### What is needed
Find each line with "MOKPO" and copy it.
-- BEGIN Records shown --
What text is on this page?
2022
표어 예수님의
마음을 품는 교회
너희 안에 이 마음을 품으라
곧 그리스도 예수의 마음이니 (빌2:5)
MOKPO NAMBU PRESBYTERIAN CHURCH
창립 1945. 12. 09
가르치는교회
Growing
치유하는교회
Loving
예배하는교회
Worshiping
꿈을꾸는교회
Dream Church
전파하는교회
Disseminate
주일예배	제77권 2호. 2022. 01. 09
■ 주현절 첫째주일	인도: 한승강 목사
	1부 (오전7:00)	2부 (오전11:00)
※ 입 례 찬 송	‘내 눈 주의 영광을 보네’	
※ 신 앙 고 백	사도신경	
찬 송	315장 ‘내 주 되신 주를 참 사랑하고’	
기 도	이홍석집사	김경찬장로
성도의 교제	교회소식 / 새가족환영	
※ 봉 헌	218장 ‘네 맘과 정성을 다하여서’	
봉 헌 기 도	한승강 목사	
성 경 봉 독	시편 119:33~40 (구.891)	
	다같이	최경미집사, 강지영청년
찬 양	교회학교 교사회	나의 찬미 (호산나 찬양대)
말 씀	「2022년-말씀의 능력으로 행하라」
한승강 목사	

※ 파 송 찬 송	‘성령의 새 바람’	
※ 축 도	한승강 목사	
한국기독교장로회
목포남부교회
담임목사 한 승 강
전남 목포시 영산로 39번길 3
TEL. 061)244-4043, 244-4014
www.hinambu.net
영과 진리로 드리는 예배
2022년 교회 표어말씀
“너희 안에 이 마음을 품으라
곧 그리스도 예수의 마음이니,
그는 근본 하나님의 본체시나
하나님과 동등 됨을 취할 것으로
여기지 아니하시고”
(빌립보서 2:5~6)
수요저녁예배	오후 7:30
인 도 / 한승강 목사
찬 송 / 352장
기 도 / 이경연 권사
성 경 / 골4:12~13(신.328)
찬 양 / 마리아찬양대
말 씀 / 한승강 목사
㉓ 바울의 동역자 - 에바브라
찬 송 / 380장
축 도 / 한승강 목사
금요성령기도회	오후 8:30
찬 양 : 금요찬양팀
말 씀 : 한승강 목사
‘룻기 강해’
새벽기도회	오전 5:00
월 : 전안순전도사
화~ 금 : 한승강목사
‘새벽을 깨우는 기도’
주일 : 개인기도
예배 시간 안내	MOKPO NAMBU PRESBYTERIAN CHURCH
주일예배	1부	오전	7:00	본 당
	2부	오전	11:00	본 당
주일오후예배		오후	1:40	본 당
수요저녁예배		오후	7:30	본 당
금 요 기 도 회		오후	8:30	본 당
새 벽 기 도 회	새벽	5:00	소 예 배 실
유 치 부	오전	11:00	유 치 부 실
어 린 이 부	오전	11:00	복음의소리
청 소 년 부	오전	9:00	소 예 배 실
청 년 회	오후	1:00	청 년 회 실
-- END Records shown --
### Reply to the exercise
MOKPO NAMBU PRESBYTERIAN CHURCH
예배 시간 안내	MOKPO NAMBU PRESBYTERIAN CHURCH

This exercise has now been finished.